**Material**
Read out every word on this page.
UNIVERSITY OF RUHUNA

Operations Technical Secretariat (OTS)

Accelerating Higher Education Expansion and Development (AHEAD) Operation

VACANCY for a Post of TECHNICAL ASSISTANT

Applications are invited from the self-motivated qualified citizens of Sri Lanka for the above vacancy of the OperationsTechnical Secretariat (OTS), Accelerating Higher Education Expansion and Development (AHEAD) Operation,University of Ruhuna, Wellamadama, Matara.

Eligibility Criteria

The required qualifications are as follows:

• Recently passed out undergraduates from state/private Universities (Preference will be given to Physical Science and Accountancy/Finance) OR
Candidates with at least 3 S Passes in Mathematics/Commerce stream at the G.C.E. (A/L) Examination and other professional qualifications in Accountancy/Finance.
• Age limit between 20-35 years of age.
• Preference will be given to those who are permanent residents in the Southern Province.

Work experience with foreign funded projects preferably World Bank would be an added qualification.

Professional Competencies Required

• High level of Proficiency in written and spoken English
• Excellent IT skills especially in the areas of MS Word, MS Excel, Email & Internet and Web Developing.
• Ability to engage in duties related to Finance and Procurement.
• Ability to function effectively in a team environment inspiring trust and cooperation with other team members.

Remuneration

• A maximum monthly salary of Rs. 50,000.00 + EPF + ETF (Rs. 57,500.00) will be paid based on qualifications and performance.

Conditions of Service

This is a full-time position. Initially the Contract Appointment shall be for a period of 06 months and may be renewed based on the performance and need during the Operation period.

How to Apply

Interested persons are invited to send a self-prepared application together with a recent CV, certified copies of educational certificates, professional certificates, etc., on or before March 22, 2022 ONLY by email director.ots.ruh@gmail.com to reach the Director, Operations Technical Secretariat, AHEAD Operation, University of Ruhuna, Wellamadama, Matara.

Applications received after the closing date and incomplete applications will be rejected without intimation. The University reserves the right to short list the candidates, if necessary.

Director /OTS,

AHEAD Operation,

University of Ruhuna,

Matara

**Problem**
From the listing above, extract every line exactly as it stands.

**Answer to the task**
Read out every word on this page.
UNIVERSITY OF RUHUNA

Operations Technical Secretariat (OTS)

Accelerating Higher Education Expansion and Development (AHEAD) Operation

VACANCY for a Post of TECHNICAL ASSISTANT

Applications are invited from the self-motivated qualified citizens of Sri Lanka for the above vacancy of the OperationsTechnical Secretariat (OTS), Accelerating Higher Education Expansion and Development (AHEAD) Operation,University of Ruhuna, Wellamadama, Matara.

Eligibility Criteria

The required qualifications are as follows:

• Recently passed out undergraduates from state/private Universities (Preference will be given to Physical Science and Accountancy/Finance) OR
Candidates with at least 3 S Passes in Mathematics/Commerce stream at the G.C.E. (A/L) Examination and other professional qualifications in Accountancy/Finance.
• Age limit between 20-35 years of age.
• Preference will be given to those who are permanent residents in the Southern Province.

Work experience with foreign funded projects preferably World Bank would be an added qualification.

Professional Competencies Required

• High level of Proficiency in written and spoken English
• Excellent IT skills especially in the areas of MS Word, MS Excel, Email & Internet and Web Developing.
• Ability to engage in duties related to Finance and Procurement.
• Ability to function effectively in a team environment inspiring trust and cooperation with other team members.

Remuneration

• A maximum monthly salary of Rs. 50,000.00 + EPF + ETF (Rs. 57,500.00) will be paid based on qualifications and performance.

Conditions of Service

This is a full-time position. Initially the Contract Appointment shall be for a period of 06 months and may be renewed based on the performance and need during the Operation period.

How to Apply

Interested persons are invited to send a self-prepared application together with a recent CV, certified copies of educational certificates, professional certificates, etc., on or before March 22, 2022 ONLY by email director.ots.ruh@gmail.com to reach the Director, Operations Technical Secretariat, AHEAD Operation, University of Ruhuna, Wellamadama, Matara.

Applications received after the closing date and incomplete applications will be rejected without intimation. The University reserves the right to short list the candidates, if necessary.

Director /OTS,

AHEAD Operation,

University of Ruhuna,

Matara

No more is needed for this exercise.